◆ **Task prompt**
Write out each entry, exactly the way it appears.

==== Records

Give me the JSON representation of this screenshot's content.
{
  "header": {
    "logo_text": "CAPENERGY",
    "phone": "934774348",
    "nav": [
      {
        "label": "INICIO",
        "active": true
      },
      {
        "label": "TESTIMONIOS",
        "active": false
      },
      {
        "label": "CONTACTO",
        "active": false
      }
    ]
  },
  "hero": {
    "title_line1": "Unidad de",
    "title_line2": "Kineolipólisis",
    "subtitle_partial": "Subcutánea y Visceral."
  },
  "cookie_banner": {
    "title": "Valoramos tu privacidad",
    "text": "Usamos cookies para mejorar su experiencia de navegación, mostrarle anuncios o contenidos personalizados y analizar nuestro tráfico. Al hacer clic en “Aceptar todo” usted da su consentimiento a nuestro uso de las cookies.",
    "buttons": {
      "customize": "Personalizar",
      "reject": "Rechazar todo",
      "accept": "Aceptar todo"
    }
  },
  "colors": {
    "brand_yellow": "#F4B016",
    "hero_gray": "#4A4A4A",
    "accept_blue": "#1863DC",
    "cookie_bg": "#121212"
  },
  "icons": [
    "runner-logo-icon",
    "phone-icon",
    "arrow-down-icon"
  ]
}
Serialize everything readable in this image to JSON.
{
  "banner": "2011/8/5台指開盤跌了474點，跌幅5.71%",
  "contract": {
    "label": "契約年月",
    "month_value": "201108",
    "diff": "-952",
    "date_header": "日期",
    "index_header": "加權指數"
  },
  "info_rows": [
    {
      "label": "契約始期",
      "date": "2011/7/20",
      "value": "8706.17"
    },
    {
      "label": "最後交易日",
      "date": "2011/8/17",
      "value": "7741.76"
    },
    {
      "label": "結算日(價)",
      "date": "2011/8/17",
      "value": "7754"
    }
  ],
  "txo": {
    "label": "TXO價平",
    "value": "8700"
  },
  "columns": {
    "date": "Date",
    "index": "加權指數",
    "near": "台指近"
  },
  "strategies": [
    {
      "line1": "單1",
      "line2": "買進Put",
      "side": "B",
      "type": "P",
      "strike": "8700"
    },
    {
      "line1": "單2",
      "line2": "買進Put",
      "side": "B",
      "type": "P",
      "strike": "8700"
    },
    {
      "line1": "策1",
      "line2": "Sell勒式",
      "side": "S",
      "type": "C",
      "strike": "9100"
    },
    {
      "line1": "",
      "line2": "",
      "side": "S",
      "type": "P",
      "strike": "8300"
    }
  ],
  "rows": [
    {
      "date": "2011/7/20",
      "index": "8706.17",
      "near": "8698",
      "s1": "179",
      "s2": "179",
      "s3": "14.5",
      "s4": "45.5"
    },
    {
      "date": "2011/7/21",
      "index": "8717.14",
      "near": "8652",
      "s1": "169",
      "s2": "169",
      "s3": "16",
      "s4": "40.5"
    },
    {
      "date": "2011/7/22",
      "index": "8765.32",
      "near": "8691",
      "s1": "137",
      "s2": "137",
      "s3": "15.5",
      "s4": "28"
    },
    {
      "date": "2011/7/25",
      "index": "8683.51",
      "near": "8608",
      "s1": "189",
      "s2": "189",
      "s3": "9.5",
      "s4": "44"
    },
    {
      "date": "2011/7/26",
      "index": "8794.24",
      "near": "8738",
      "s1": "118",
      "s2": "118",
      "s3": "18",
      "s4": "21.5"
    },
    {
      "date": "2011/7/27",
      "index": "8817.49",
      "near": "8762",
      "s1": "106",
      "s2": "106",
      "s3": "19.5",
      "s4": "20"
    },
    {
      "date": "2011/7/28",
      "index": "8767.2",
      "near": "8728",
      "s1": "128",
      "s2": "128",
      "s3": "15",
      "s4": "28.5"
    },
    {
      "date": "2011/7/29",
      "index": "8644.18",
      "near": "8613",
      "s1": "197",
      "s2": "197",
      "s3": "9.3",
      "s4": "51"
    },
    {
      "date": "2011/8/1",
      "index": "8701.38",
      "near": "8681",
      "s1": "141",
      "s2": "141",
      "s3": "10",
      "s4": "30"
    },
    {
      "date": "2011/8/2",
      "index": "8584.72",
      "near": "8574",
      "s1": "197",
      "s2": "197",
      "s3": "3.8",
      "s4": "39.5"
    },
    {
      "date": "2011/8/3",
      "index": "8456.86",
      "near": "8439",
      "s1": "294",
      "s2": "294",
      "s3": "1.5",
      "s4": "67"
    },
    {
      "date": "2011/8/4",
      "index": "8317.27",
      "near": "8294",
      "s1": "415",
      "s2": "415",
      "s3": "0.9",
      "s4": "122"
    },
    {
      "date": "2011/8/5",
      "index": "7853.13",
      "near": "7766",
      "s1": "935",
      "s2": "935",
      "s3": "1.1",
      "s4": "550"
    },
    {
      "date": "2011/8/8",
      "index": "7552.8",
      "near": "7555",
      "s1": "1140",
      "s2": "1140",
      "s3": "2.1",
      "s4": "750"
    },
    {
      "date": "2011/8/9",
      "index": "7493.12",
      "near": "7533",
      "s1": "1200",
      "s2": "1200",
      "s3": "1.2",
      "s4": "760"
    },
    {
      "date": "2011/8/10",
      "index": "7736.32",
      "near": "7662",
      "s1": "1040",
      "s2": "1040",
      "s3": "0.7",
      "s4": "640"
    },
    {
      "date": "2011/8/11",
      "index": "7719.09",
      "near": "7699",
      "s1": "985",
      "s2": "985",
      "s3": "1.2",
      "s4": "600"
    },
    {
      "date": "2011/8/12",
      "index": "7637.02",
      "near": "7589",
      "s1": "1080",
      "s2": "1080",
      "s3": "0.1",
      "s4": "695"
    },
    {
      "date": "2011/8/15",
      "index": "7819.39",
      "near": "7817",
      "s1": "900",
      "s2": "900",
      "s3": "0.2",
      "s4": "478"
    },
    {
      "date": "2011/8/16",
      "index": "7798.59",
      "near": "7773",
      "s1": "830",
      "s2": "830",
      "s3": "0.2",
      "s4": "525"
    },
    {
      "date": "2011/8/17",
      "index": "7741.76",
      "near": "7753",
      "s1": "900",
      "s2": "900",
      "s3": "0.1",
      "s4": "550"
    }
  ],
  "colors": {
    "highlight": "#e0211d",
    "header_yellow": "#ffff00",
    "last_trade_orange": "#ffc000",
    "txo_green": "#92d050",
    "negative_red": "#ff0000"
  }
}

========

◆ **Result of this task**
Give me the JSON representation of this screenshot's content.
{
  "header": {
    "logo_text": "CAPENERGY",
    "phone": "934774348",
    "nav": [
      {
        "label": "INICIO",
        "active": true
      },
      {
        "label": "TESTIMONIOS",
        "active": false
      },
      {
        "label": "CONTACTO",
        "active": false
      }
    ]
  },
  "hero": {
    "title_line1": "Unidad de",
    "title_line2": "Kineolipólisis",
    "subtitle_partial": "Subcutánea y Visceral."
  },
  "cookie_banner": {
    "title": "Valoramos tu privacidad",
    "text": "Usamos cookies para mejorar su experiencia de navegación, mostrarle anuncios o contenidos personalizados y analizar nuestro tráfico. Al hacer clic en “Aceptar todo” usted da su consentimiento a nuestro uso de las cookies.",
    "buttons": {
      "customize": "Personalizar",
      "reject": "Rechazar todo",
      "accept": "Aceptar todo"
    }
  },
  "colors": {
    "brand_yellow": "#F4B016",
    "hero_gray": "#4A4A4A",
    "accept_blue": "#1863DC",
    "cookie_bg": "#121212"
  },
  "icons": [
    "runner-logo-icon",
    "phone-icon",
    "arrow-down-icon"
  ]
}
Serialize everything readable in this image to JSON.
{
  "banner": "2011/8/5台指開盤跌了474點，跌幅5.71%",
  "contract": {
    "label": "契約年月",
    "month_value": "201108",
    "diff": "-952",
    "date_header": "日期",
    "index_header": "加權指數"
  },
  "info_rows": [
    {
      "label": "契約始期",
      "date": "2011/7/20",
      "value": "8706.17"
    },
    {
      "label": "最後交易日",
      "date": "2011/8/17",
      "value": "7741.76"
    },
    {
      "label": "結算日(價)",
      "date": "2011/8/17",
      "value": "7754"
    }
  ],
  "txo": {
    "label": "TXO價平",
    "value": "8700"
  },
  "columns": {
    "date": "Date",
    "index": "加權指數",
    "near": "台指近"
  },
  "strategies": [
    {
      "line1": "單1",
      "line2": "買進Put",
      "side": "B",
      "type": "P",
      "strike": "8700"
    },
    {
      "line1": "單2",
      "line2": "買進Put",
      "side": "B",
      "type": "P",
      "strike": "8700"
    },
    {
      "line1": "策1",
      "line2": "Sell勒式",
      "side": "S",
      "type": "C",
      "strike": "9100"
    },
    {
      "line1": "",
      "line2": "",
      "side": "S",
      "type": "P",
      "strike": "8300"
    }
  ],
  "rows": [
    {
      "date": "2011/7/20",
      "index": "8706.17",
      "near": "8698",
      "s1": "179",
      "s2": "179",
      "s3": "14.5",
      "s4": "45.5"
    },
    {
      "date": "2011/7/21",
      "index": "8717.14",
      "near": "8652",
      "s1": "169",
      "s2": "169",
      "s3": "16",
      "s4": "40.5"
    },
    {
      "date": "2011/7/22",
      "index": "8765.32",
      "near": "8691",
      "s1": "137",
      "s2": "137",
      "s3": "15.5",
      "s4": "28"
    },
    {
      "date": "2011/7/25",
      "index": "8683.51",
      "near": "8608",
      "s1": "189",
      "s2": "189",
      "s3": "9.5",
      "s4": "44"
    },
    {
      "date": "2011/7/26",
      "index": "8794.24",
      "near": "8738",
      "s1": "118",
      "s2": "118",
      "s3": "18",
      "s4": "21.5"
    },
    {
      "date": "2011/7/27",
      "index": "8817.49",
      "near": "8762",
      "s1": "106",
      "s2": "106",
      "s3": "19.5",
      "s4": "20"
    },
    {
      "date": "2011/7/28",
      "index": "8767.2",
      "near": "8728",
      "s1": "128",
      "s2": "128",
      "s3": "15",
      "s4": "28.5"
    },
    {
      "date": "2011/7/29",
      "index": "8644.18",
      "near": "8613",
      "s1": "197",
      "s2": "197",
      "s3": "9.3",
      "s4": "51"
    },
    {
      "date": "2011/8/1",
      "index": "8701.38",
      "near": "8681",
      "s1": "141",
      "s2": "141",
      "s3": "10",
      "s4": "30"
    },
    {
      "date": "2011/8/2",
      "index": "8584.72",
      "near": "8574",
      "s1": "197",
      "s2": "197",
      "s3": "3.8",
      "s4": "39.5"
    },
    {
      "date": "2011/8/3",
      "index": "8456.86",
      "near": "8439",
      "s1": "294",
      "s2": "294",
      "s3": "1.5",
      "s4": "67"
    },
    {
      "date": "2011/8/4",
      "index": "8317.27",
      "near": "8294",
      "s1": "415",
      "s2": "415",
      "s3": "0.9",
      "s4": "122"
    },
    {
      "date": "2011/8/5",
      "index": "7853.13",
      "near": "7766",
      "s1": "935",
      "s2": "935",
      "s3": "1.1",
      "s4": "550"
    },
    {
      "date": "2011/8/8",
      "index": "7552.8",
      "near": "7555",
      "s1": "1140",
      "s2": "1140",
      "s3": "2.1",
      "s4": "750"
    },
    {
      "date": "2011/8/9",
      "index": "7493.12",
      "near": "7533",
      "s1": "1200",
      "s2": "1200",
      "s3": "1.2",
      "s4": "760"
    },
    {
      "date": "2011/8/10",
      "index": "7736.32",
      "near": "7662",
      "s1": "1040",
      "s2": "1040",
      "s3": "0.7",
      "s4": "640"
    },
    {
      "date": "2011/8/11",
      "index": "7719.09",
      "near": "7699",
      "s1": "985",
      "s2": "985",
      "s3": "1.2",
      "s4": "600"
    },
    {
      "date": "2011/8/12",
      "index": "7637.02",
      "near": "7589",
      "s1": "1080",
      "s2": "1080",
      "s3": "0.1",
      "s4": "695"
    },
    {
      "date": "2011/8/15",
      "index": "7819.39",
      "near": "7817",
      "s1": "900",
      "s2": "900",
      "s3": "0.2",
      "s4": "478"
    },
    {
      "date": "2011/8/16",
      "index": "7798.59",
      "near": "7773",
      "s1": "830",
      "s2": "830",
      "s3": "0.2",
      "s4": "525"
    },
    {
      "date": "2011/8/17",
      "index": "7741.76",
      "near": "7753",
      "s1": "900",
      "s2": "900",
      "s3": "0.1",
      "s4": "550"
    }
  ],
  "colors": {
    "highlight": "#e0211d",
    "header_yellow": "#ffff00",
    "last_trade_orange": "#ffc000",
    "txo_green": "#92d050",
    "negative_red": "#ff0000"
  }
}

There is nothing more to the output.